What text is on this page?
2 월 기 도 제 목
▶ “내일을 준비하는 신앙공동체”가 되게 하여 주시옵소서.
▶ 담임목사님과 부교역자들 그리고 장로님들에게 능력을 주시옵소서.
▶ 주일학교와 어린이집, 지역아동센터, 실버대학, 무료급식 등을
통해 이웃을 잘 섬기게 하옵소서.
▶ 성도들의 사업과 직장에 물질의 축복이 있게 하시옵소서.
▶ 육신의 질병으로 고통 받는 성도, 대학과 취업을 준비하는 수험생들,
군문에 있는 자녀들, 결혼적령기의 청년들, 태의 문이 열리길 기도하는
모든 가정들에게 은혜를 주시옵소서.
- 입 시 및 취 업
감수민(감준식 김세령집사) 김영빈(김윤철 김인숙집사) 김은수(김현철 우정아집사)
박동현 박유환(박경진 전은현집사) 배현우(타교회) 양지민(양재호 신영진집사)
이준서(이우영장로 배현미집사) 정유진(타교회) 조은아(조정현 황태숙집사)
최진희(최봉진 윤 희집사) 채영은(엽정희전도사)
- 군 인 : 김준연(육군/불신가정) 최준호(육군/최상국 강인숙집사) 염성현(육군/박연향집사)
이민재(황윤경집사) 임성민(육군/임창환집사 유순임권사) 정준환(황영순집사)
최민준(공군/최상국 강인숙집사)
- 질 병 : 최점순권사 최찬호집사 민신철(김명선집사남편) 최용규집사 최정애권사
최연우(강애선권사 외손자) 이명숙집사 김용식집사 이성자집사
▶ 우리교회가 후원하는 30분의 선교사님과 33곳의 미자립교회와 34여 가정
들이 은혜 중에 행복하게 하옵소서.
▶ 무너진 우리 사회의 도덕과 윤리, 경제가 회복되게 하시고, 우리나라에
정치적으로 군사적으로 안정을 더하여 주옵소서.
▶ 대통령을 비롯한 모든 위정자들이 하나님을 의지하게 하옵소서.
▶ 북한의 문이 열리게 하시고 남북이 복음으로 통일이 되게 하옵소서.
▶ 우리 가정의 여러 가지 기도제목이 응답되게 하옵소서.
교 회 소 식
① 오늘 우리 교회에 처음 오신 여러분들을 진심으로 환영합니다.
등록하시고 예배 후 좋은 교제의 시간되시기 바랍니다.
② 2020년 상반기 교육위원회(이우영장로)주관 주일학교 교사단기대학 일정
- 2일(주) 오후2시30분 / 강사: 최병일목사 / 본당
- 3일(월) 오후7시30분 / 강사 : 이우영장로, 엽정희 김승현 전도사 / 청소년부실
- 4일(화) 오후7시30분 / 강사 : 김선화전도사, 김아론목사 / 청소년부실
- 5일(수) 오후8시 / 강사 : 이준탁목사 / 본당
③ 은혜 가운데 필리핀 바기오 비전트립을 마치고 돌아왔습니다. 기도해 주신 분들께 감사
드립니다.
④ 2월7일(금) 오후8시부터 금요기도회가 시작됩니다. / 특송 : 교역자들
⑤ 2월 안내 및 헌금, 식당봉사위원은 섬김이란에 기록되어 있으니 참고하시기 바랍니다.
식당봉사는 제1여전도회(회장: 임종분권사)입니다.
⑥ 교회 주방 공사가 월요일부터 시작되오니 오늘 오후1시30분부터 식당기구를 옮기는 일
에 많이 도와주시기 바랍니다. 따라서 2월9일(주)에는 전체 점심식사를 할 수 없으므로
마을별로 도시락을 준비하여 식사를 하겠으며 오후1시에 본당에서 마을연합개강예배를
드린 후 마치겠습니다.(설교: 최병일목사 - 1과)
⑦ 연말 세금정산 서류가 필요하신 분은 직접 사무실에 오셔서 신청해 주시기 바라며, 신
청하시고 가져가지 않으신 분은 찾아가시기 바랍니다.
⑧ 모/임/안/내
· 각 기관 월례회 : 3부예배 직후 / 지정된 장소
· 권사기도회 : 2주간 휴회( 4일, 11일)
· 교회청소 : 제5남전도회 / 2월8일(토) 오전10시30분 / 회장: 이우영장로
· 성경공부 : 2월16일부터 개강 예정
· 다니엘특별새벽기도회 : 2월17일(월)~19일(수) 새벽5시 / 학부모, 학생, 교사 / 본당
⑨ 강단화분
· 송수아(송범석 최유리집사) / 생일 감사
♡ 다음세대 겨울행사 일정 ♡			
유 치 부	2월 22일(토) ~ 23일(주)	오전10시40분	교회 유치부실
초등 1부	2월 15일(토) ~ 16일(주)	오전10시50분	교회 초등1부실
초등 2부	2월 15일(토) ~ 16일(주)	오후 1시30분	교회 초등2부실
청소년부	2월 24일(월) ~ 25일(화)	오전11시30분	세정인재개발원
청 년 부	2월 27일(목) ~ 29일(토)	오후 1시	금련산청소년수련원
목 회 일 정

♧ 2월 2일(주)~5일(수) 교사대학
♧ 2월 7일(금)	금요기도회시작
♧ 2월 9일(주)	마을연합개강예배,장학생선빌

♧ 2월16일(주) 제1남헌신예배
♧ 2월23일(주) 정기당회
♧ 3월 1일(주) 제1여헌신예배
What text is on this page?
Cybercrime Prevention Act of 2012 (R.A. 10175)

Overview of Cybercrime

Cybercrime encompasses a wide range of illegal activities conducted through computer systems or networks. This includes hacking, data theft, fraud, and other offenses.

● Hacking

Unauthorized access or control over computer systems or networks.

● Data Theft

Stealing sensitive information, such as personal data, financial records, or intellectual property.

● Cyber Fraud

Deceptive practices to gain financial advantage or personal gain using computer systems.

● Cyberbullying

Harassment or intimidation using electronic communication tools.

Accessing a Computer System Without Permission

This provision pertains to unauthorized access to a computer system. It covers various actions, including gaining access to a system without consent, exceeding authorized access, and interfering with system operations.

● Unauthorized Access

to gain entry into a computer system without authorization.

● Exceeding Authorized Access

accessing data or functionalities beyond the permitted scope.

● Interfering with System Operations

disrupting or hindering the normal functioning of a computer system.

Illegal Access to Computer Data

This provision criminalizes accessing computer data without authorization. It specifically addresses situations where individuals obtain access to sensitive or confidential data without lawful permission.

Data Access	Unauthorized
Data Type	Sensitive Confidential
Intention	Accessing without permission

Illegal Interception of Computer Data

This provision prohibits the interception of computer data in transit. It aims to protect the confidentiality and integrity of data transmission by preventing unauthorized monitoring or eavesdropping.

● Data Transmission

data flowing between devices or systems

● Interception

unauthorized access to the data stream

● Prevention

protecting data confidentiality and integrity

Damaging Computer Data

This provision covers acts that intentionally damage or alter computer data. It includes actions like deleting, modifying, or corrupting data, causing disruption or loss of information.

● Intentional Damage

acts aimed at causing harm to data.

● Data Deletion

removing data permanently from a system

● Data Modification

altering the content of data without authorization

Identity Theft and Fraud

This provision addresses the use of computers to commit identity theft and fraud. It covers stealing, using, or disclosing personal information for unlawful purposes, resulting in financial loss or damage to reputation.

--------------------

Give back the whole listing, word for word.

Written solution:
What text is on this page?
2 월 기 도 제 목
▶ “내일을 준비하는 신앙공동체”가 되게 하여 주시옵소서.
▶ 담임목사님과 부교역자들 그리고 장로님들에게 능력을 주시옵소서.
▶ 주일학교와 어린이집, 지역아동센터, 실버대학, 무료급식 등을
통해 이웃을 잘 섬기게 하옵소서.
▶ 성도들의 사업과 직장에 물질의 축복이 있게 하시옵소서.
▶ 육신의 질병으로 고통 받는 성도, 대학과 취업을 준비하는 수험생들,
군문에 있는 자녀들, 결혼적령기의 청년들, 태의 문이 열리길 기도하는
모든 가정들에게 은혜를 주시옵소서.
- 입 시 및 취 업
감수민(감준식 김세령집사) 김영빈(김윤철 김인숙집사) 김은수(김현철 우정아집사)
박동현 박유환(박경진 전은현집사) 배현우(타교회) 양지민(양재호 신영진집사)
이준서(이우영장로 배현미집사) 정유진(타교회) 조은아(조정현 황태숙집사)
최진희(최봉진 윤 희집사) 채영은(엽정희전도사)
- 군 인 : 김준연(육군/불신가정) 최준호(육군/최상국 강인숙집사) 염성현(육군/박연향집사)
이민재(황윤경집사) 임성민(육군/임창환집사 유순임권사) 정준환(황영순집사)
최민준(공군/최상국 강인숙집사)
- 질 병 : 최점순권사 최찬호집사 민신철(김명선집사남편) 최용규집사 최정애권사
최연우(강애선권사 외손자) 이명숙집사 김용식집사 이성자집사
▶ 우리교회가 후원하는 30분의 선교사님과 33곳의 미자립교회와 34여 가정
들이 은혜 중에 행복하게 하옵소서.
▶ 무너진 우리 사회의 도덕과 윤리, 경제가 회복되게 하시고, 우리나라에
정치적으로 군사적으로 안정을 더하여 주옵소서.
▶ 대통령을 비롯한 모든 위정자들이 하나님을 의지하게 하옵소서.
▶ 북한의 문이 열리게 하시고 남북이 복음으로 통일이 되게 하옵소서.
▶ 우리 가정의 여러 가지 기도제목이 응답되게 하옵소서.
교 회 소 식
① 오늘 우리 교회에 처음 오신 여러분들을 진심으로 환영합니다.
등록하시고 예배 후 좋은 교제의 시간되시기 바랍니다.
② 2020년 상반기 교육위원회(이우영장로)주관 주일학교 교사단기대학 일정
- 2일(주) 오후2시30분 / 강사: 최병일목사 / 본당
- 3일(월) 오후7시30분 / 강사 : 이우영장로, 엽정희 김승현 전도사 / 청소년부실
- 4일(화) 오후7시30분 / 강사 : 김선화전도사, 김아론목사 / 청소년부실
- 5일(수) 오후8시 / 강사 : 이준탁목사 / 본당
③ 은혜 가운데 필리핀 바기오 비전트립을 마치고 돌아왔습니다. 기도해 주신 분들께 감사
드립니다.
④ 2월7일(금) 오후8시부터 금요기도회가 시작됩니다. / 특송 : 교역자들
⑤ 2월 안내 및 헌금, 식당봉사위원은 섬김이란에 기록되어 있으니 참고하시기 바랍니다.
식당봉사는 제1여전도회(회장: 임종분권사)입니다.
⑥ 교회 주방 공사가 월요일부터 시작되오니 오늘 오후1시30분부터 식당기구를 옮기는 일
에 많이 도와주시기 바랍니다. 따라서 2월9일(주)에는 전체 점심식사를 할 수 없으므로
마을별로 도시락을 준비하여 식사를 하겠으며 오후1시에 본당에서 마을연합개강예배를
드린 후 마치겠습니다.(설교: 최병일목사 - 1과)
⑦ 연말 세금정산 서류가 필요하신 분은 직접 사무실에 오셔서 신청해 주시기 바라며, 신
청하시고 가져가지 않으신 분은 찾아가시기 바랍니다.
⑧ 모/임/안/내
· 각 기관 월례회 : 3부예배 직후 / 지정된 장소
· 권사기도회 : 2주간 휴회( 4일, 11일)
· 교회청소 : 제5남전도회 / 2월8일(토) 오전10시30분 / 회장: 이우영장로
· 성경공부 : 2월16일부터 개강 예정
· 다니엘특별새벽기도회 : 2월17일(월)~19일(수) 새벽5시 / 학부모, 학생, 교사 / 본당
⑨ 강단화분
· 송수아(송범석 최유리집사) / 생일 감사
♡ 다음세대 겨울행사 일정 ♡			
유 치 부	2월 22일(토) ~ 23일(주)	오전10시40분	교회 유치부실
초등 1부	2월 15일(토) ~ 16일(주)	오전10시50분	교회 초등1부실
초등 2부	2월 15일(토) ~ 16일(주)	오후 1시30분	교회 초등2부실
청소년부	2월 24일(월) ~ 25일(화)	오전11시30분	세정인재개발원
청 년 부	2월 27일(목) ~ 29일(토)	오후 1시	금련산청소년수련원
목 회 일 정

♧ 2월 2일(주)~5일(수) 교사대학
♧ 2월 7일(금)	금요기도회시작
♧ 2월 9일(주)	마을연합개강예배,장학생선빌

♧ 2월16일(주) 제1남헌신예배
♧ 2월23일(주) 정기당회
♧ 3월 1일(주) 제1여헌신예배
What text is on this page?
Cybercrime Prevention Act of 2012 (R.A. 10175)

Overview of Cybercrime

Cybercrime encompasses a wide range of illegal activities conducted through computer systems or networks. This includes hacking, data theft, fraud, and other offenses.

● Hacking

Unauthorized access or control over computer systems or networks.

● Data Theft

Stealing sensitive information, such as personal data, financial records, or intellectual property.

● Cyber Fraud

Deceptive practices to gain financial advantage or personal gain using computer systems.

● Cyberbullying

Harassment or intimidation using electronic communication tools.

Accessing a Computer System Without Permission

This provision pertains to unauthorized access to a computer system. It covers various actions, including gaining access to a system without consent, exceeding authorized access, and interfering with system operations.

● Unauthorized Access

to gain entry into a computer system without authorization.

● Exceeding Authorized Access

accessing data or functionalities beyond the permitted scope.

● Interfering with System Operations

disrupting or hindering the normal functioning of a computer system.

Illegal Access to Computer Data

This provision criminalizes accessing computer data without authorization. It specifically addresses situations where individuals obtain access to sensitive or confidential data without lawful permission.

Data Access	Unauthorized
Data Type	Sensitive Confidential
Intention	Accessing without permission

Illegal Interception of Computer Data

This provision prohibits the interception of computer data in transit. It aims to protect the confidentiality and integrity of data transmission by preventing unauthorized monitoring or eavesdropping.

● Data Transmission

data flowing between devices or systems

● Interception

unauthorized access to the data stream

● Prevention

protecting data confidentiality and integrity

Damaging Computer Data

This provision covers acts that intentionally damage or alter computer data. It includes actions like deleting, modifying, or corrupting data, causing disruption or loss of information.

● Intentional Damage

acts aimed at causing harm to data.

● Data Deletion

removing data permanently from a system

● Data Modification

altering the content of data without authorization

Identity Theft and Fraud

This provision addresses the use of computers to commit identity theft and fraud. It covers stealing, using, or disclosing personal information for unlawful purposes, resulting in financial loss or damage to reputation.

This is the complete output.